Go through the entries below and write each one out exactly.

» Task inputs:
begin

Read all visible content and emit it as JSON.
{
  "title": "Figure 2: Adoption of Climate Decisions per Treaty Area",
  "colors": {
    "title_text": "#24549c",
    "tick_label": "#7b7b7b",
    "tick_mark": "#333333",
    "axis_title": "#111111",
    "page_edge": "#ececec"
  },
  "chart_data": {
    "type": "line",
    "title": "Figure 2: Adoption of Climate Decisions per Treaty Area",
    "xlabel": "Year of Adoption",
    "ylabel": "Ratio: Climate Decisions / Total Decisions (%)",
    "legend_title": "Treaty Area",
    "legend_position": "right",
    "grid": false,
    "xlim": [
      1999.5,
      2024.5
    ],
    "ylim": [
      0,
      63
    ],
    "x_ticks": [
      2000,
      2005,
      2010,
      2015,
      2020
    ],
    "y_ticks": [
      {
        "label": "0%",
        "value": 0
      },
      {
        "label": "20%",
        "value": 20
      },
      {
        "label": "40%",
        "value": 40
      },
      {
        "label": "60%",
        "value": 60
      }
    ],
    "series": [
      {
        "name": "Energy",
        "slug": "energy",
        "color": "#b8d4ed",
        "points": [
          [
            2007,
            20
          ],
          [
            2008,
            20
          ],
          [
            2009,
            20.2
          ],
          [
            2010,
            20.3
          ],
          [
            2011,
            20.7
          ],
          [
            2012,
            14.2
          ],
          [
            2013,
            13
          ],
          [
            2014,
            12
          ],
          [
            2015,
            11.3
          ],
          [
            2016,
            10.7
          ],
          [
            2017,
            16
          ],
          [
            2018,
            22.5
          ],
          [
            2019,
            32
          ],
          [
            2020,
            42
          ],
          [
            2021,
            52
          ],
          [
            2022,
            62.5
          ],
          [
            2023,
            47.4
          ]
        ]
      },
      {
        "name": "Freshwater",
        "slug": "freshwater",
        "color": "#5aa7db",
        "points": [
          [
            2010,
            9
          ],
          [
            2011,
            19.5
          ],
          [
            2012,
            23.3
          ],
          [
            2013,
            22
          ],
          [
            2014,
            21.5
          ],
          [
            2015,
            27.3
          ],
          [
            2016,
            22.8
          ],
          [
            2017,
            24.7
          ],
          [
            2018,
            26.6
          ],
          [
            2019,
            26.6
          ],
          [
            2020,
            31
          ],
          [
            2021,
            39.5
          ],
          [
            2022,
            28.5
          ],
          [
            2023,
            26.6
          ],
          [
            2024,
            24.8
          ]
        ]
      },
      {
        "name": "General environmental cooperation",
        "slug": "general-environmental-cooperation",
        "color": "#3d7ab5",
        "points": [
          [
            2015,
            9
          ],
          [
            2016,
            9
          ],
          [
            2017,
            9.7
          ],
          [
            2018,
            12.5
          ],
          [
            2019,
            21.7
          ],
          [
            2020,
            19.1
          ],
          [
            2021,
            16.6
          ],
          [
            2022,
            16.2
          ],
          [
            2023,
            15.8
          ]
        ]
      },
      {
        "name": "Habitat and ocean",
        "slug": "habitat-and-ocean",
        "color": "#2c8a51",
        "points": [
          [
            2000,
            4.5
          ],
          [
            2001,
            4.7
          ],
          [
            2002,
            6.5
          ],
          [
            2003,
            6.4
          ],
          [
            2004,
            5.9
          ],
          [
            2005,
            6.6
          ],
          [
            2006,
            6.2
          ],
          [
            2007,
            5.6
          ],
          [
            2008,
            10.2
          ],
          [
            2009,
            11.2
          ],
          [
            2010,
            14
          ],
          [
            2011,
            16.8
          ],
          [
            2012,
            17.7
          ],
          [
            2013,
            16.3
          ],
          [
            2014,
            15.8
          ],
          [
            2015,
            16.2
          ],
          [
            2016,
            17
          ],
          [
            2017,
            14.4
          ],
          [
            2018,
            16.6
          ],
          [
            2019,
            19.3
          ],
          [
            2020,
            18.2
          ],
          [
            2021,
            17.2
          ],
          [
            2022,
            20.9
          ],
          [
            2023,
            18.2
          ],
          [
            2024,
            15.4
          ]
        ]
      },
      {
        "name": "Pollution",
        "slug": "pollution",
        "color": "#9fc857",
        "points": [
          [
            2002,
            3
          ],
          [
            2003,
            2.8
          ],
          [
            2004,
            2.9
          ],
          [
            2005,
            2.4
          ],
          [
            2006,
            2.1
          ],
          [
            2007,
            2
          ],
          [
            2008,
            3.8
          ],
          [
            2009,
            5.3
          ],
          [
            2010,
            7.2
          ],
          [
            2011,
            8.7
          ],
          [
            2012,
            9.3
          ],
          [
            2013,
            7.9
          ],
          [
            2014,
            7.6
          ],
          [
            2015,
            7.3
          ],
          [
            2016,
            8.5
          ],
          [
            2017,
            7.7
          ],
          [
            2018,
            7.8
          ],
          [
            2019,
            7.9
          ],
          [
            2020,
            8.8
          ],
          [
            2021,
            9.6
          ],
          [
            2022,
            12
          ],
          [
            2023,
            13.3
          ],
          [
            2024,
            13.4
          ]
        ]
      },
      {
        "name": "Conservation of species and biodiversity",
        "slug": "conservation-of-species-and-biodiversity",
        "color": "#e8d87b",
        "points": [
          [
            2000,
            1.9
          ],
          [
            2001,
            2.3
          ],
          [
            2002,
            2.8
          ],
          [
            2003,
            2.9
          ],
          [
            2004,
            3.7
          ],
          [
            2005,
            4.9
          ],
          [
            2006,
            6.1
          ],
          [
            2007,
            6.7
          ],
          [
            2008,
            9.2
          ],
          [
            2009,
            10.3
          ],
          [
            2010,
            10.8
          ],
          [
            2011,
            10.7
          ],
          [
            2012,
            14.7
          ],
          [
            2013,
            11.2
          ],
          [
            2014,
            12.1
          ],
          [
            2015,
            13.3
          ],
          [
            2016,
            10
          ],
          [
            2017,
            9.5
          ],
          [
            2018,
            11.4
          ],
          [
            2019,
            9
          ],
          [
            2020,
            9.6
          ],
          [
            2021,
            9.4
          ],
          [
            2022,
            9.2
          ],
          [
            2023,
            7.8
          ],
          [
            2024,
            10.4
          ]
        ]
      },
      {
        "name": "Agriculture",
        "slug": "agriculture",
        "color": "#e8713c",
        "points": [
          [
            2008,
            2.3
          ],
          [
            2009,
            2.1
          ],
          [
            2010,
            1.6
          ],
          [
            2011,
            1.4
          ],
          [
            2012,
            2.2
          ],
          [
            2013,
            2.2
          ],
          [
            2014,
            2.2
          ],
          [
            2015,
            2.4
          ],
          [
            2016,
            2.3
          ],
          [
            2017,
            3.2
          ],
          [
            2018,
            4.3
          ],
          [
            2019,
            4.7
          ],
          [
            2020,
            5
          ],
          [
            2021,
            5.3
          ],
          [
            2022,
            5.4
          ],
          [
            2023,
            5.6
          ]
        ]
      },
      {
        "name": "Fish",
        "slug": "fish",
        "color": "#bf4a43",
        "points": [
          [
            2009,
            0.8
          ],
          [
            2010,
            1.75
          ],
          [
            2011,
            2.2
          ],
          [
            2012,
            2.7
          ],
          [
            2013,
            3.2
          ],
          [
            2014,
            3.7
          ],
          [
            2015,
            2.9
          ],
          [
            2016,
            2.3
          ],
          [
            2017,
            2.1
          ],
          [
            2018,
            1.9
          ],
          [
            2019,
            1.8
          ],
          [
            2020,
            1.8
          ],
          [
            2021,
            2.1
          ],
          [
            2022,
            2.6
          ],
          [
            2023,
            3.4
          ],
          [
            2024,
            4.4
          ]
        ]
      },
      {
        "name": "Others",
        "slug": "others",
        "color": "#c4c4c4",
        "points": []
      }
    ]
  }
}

end

» Result:
Read all visible content and emit it as JSON.
{
  "title": "Figure 2: Adoption of Climate Decisions per Treaty Area",
  "colors": {
    "title_text": "#24549c",
    "tick_label": "#7b7b7b",
    "tick_mark": "#333333",
    "axis_title": "#111111",
    "page_edge": "#ececec"
  },
  "chart_data": {
    "type": "line",
    "title": "Figure 2: Adoption of Climate Decisions per Treaty Area",
    "xlabel": "Year of Adoption",
    "ylabel": "Ratio: Climate Decisions / Total Decisions (%)",
    "legend_title": "Treaty Area",
    "legend_position": "right",
    "grid": false,
    "xlim": [
      1999.5,
      2024.5
    ],
    "ylim": [
      0,
      63
    ],
    "x_ticks": [
      2000,
      2005,
      2010,
      2015,
      2020
    ],
    "y_ticks": [
      {
        "label": "0%",
        "value": 0
      },
      {
        "label": "20%",
        "value": 20
      },
      {
        "label": "40%",
        "value": 40
      },
      {
        "label": "60%",
        "value": 60
      }
    ],
    "series": [
      {
        "name": "Energy",
        "slug": "energy",
        "color": "#b8d4ed",
        "points": [
          [
            2007,
            20
          ],
          [
            2008,
            20
          ],
          [
            2009,
            20.2
          ],
          [
            2010,
            20.3
          ],
          [
            2011,
            20.7
          ],
          [
            2012,
            14.2
          ],
          [
            2013,
            13
          ],
          [
            2014,
            12
          ],
          [
            2015,
            11.3
          ],
          [
            2016,
            10.7
          ],
          [
            2017,
            16
          ],
          [
            2018,
            22.5
          ],
          [
            2019,
            32
          ],
          [
            2020,
            42
          ],
          [
            2021,
            52
          ],
          [
            2022,
            62.5
          ],
          [
            2023,
            47.4
          ]
        ]
      },
      {
        "name": "Freshwater",
        "slug": "freshwater",
        "color": "#5aa7db",
        "points": [
          [
            2010,
            9
          ],
          [
            2011,
            19.5
          ],
          [
            2012,
            23.3
          ],
          [
            2013,
            22
          ],
          [
            2014,
            21.5
          ],
          [
            2015,
            27.3
          ],
          [
            2016,
            22.8
          ],
          [
            2017,
            24.7
          ],
          [
            2018,
            26.6
          ],
          [
            2019,
            26.6
          ],
          [
            2020,
            31
          ],
          [
            2021,
            39.5
          ],
          [
            2022,
            28.5
          ],
          [
            2023,
            26.6
          ],
          [
            2024,
            24.8
          ]
        ]
      },
      {
        "name": "General environmental cooperation",
        "slug": "general-environmental-cooperation",
        "color": "#3d7ab5",
        "points": [
          [
            2015,
            9
          ],
          [
            2016,
            9
          ],
          [
            2017,
            9.7
          ],
          [
            2018,
            12.5
          ],
          [
            2019,
            21.7
          ],
          [
            2020,
            19.1
          ],
          [
            2021,
            16.6
          ],
          [
            2022,
            16.2
          ],
          [
            2023,
            15.8
          ]
        ]
      },
      {
        "name": "Habitat and ocean",
        "slug": "habitat-and-ocean",
        "color": "#2c8a51",
        "points": [
          [
            2000,
            4.5
          ],
          [
            2001,
            4.7
          ],
          [
            2002,
            6.5
          ],
          [
            2003,
            6.4
          ],
          [
            2004,
            5.9
          ],
          [
            2005,
            6.6
          ],
          [
            2006,
            6.2
          ],
          [
            2007,
            5.6
          ],
          [
            2008,
            10.2
          ],
          [
            2009,
            11.2
          ],
          [
            2010,
            14
          ],
          [
            2011,
            16.8
          ],
          [
            2012,
            17.7
          ],
          [
            2013,
            16.3
          ],
          [
            2014,
            15.8
          ],
          [
            2015,
            16.2
          ],
          [
            2016,
            17
          ],
          [
            2017,
            14.4
          ],
          [
            2018,
            16.6
          ],
          [
            2019,
            19.3
          ],
          [
            2020,
            18.2
          ],
          [
            2021,
            17.2
          ],
          [
            2022,
            20.9
          ],
          [
            2023,
            18.2
          ],
          [
            2024,
            15.4
          ]
        ]
      },
      {
        "name": "Pollution",
        "slug": "pollution",
        "color": "#9fc857",
        "points": [
          [
            2002,
            3
          ],
          [
            2003,
            2.8
          ],
          [
            2004,
            2.9
          ],
          [
            2005,
            2.4
          ],
          [
            2006,
            2.1
          ],
          [
            2007,
            2
          ],
          [
            2008,
            3.8
          ],
          [
            2009,
            5.3
          ],
          [
            2010,
            7.2
          ],
          [
            2011,
            8.7
          ],
          [
            2012,
            9.3
          ],
          [
            2013,
            7.9
          ],
          [
            2014,
            7.6
          ],
          [
            2015,
            7.3
          ],
          [
            2016,
            8.5
          ],
          [
            2017,
            7.7
          ],
          [
            2018,
            7.8
          ],
          [
            2019,
            7.9
          ],
          [
            2020,
            8.8
          ],
          [
            2021,
            9.6
          ],
          [
            2022,
            12
          ],
          [
            2023,
            13.3
          ],
          [
            2024,
            13.4
          ]
        ]
      },
      {
        "name": "Conservation of species and biodiversity",
        "slug": "conservation-of-species-and-biodiversity",
        "color": "#e8d87b",
        "points": [
          [
            2000,
            1.9
          ],
          [
            2001,
            2.3
          ],
          [
            2002,
            2.8
          ],
          [
            2003,
            2.9
          ],
          [
            2004,
            3.7
          ],
          [
            2005,
            4.9
          ],
          [
            2006,
            6.1
          ],
          [
            2007,
            6.7
          ],
          [
            2008,
            9.2
          ],
          [
            2009,
            10.3
          ],
          [
            2010,
            10.8
          ],
          [
            2011,
            10.7
          ],
          [
            2012,
            14.7
          ],
          [
            2013,
            11.2
          ],
          [
            2014,
            12.1
          ],
          [
            2015,
            13.3
          ],
          [
            2016,
            10
          ],
          [
            2017,
            9.5
          ],
          [
            2018,
            11.4
          ],
          [
            2019,
            9
          ],
          [
            2020,
            9.6
          ],
          [
            2021,
            9.4
          ],
          [
            2022,
            9.2
          ],
          [
            2023,
            7.8
          ],
          [
            2024,
            10.4
          ]
        ]
      },
      {
        "name": "Agriculture",
        "slug": "agriculture",
        "color": "#e8713c",
        "points": [
          [
            2008,
            2.3
          ],
          [
            2009,
            2.1
          ],
          [
            2010,
            1.6
          ],
          [
            2011,
            1.4
          ],
          [
            2012,
            2.2
          ],
          [
            2013,
            2.2
          ],
          [
            2014,
            2.2
          ],
          [
            2015,
            2.4
          ],
          [
            2016,
            2.3
          ],
          [
            2017,
            3.2
          ],
          [
            2018,
            4.3
          ],
          [
            2019,
            4.7
          ],
          [
            2020,
            5
          ],
          [
            2021,
            5.3
          ],
          [
            2022,
            5.4
          ],
          [
            2023,
            5.6
          ]
        ]
      },
      {
        "name": "Fish",
        "slug": "fish",
        "color": "#bf4a43",
        "points": [
          [
            2009,
            0.8
          ],
          [
            2010,
            1.75
          ],
          [
            2011,
            2.2
          ],
          [
            2012,
            2.7
          ],
          [
            2013,
            3.2
          ],
          [
            2014,
            3.7
          ],
          [
            2015,
            2.9
          ],
          [
            2016,
            2.3
          ],
          [
            2017,
            2.1
          ],
          [
            2018,
            1.9
          ],
          [
            2019,
            1.8
          ],
          [
            2020,
            1.8
          ],
          [
            2021,
            2.1
          ],
          [
            2022,
            2.6
          ],
          [
            2023,
            3.4
          ],
          [
            2024,
            4.4
          ]
        ]
      },
      {
        "name": "Others",
        "slug": "others",
        "color": "#c4c4c4",
        "points": []
      }
    ]
  }
}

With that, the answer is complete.